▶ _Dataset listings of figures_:
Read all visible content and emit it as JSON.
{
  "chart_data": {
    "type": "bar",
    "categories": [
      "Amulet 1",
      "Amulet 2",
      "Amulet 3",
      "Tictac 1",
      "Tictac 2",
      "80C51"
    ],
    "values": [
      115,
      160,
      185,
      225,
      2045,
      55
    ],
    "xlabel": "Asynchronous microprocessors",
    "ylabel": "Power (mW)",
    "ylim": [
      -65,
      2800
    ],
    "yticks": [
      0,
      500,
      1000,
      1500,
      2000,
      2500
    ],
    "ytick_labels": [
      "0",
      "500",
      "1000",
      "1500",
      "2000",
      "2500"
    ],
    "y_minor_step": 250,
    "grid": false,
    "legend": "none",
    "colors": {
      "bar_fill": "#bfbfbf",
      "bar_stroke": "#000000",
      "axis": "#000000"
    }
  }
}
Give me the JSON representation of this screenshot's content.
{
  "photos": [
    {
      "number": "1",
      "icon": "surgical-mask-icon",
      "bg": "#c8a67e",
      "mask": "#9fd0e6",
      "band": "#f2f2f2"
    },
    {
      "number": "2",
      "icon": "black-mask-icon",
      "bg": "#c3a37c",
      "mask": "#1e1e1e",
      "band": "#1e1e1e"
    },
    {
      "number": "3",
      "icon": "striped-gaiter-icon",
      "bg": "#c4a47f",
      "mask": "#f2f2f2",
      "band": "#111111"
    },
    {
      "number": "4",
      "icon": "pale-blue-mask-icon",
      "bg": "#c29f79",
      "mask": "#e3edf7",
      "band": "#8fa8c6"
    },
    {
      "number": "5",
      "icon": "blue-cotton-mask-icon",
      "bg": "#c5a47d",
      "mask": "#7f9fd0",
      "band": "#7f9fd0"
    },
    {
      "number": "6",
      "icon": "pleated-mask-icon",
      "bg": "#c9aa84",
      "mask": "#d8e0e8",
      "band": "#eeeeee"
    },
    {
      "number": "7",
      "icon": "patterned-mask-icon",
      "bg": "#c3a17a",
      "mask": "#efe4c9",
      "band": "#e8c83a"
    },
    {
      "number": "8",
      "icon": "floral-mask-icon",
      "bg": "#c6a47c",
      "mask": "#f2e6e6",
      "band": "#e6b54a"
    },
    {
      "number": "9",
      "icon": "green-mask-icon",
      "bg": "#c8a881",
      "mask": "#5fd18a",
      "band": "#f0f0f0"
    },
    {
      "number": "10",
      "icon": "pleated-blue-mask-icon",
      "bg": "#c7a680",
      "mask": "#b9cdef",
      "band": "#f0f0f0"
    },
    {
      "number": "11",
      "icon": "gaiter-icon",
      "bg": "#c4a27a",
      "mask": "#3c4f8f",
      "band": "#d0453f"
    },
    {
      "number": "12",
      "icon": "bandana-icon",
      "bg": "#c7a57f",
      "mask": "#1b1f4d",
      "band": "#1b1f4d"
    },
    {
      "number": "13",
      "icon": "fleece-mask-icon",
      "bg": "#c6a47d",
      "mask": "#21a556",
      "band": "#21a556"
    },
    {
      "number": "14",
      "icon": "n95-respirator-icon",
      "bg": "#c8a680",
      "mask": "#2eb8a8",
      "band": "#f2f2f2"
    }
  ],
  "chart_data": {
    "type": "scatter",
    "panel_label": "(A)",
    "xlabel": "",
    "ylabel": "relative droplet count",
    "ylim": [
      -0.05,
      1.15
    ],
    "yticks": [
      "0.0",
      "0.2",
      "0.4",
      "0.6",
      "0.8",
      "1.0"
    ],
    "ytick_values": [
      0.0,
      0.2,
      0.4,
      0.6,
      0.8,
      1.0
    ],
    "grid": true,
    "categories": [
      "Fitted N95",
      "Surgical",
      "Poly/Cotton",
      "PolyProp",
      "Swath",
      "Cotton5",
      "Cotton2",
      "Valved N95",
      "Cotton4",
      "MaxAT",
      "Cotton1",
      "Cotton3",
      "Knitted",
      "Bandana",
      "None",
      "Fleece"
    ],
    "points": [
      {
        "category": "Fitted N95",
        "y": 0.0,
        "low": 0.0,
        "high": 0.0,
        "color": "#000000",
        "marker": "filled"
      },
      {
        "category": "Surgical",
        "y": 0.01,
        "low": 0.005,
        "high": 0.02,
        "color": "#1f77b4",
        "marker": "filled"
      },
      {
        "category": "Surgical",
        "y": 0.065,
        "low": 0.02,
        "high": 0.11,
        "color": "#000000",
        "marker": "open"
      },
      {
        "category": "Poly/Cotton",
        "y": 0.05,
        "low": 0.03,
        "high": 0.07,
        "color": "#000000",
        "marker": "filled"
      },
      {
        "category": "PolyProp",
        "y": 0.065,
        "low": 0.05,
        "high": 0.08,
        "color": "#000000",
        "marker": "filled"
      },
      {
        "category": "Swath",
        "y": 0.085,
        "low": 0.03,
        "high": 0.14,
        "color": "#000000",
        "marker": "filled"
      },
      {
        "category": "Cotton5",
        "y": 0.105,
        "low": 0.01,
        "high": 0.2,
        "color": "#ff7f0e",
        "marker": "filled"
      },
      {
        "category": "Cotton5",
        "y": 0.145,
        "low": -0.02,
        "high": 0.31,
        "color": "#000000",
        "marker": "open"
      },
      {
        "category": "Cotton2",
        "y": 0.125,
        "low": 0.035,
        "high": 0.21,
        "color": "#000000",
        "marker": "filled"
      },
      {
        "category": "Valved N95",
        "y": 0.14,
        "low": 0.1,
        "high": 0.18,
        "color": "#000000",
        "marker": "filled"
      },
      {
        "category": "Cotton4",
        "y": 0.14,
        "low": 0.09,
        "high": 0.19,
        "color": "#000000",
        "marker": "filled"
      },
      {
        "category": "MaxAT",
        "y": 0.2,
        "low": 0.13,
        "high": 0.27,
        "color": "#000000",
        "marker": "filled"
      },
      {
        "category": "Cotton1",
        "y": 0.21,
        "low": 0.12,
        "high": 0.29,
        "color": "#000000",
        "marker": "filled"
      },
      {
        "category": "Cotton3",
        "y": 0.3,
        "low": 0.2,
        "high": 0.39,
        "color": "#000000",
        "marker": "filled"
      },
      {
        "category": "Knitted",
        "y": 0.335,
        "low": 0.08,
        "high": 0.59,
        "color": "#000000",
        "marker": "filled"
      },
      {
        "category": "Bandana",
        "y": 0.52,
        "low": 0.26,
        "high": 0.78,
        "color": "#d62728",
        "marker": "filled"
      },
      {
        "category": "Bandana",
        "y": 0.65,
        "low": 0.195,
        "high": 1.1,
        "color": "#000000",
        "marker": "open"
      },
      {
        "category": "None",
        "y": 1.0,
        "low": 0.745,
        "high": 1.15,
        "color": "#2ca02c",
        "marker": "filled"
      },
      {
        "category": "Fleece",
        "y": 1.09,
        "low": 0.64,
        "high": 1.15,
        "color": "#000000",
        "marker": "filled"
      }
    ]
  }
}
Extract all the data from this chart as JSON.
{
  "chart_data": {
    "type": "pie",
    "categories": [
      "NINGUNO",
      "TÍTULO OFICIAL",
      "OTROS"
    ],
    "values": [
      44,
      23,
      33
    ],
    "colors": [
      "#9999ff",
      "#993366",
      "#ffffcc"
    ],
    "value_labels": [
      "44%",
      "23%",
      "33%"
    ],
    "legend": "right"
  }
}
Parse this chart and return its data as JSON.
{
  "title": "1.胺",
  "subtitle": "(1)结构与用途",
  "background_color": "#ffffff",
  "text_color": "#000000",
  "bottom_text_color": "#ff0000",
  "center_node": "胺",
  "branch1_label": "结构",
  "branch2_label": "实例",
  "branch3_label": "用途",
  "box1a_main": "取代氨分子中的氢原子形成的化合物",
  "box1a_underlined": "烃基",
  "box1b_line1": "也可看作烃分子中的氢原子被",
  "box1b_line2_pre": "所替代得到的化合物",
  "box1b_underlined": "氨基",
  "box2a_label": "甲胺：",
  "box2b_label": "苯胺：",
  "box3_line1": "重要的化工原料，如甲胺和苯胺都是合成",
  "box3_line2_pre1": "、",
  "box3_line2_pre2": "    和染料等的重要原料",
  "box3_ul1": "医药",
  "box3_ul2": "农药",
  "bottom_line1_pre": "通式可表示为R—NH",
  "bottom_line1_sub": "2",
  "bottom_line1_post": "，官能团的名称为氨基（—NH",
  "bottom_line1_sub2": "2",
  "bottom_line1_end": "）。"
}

▶ _REQUIREMENTS_: Say how many lines above hold the word "ylabel", giving only the count.

▶ _CORRECT ANSWER_: 2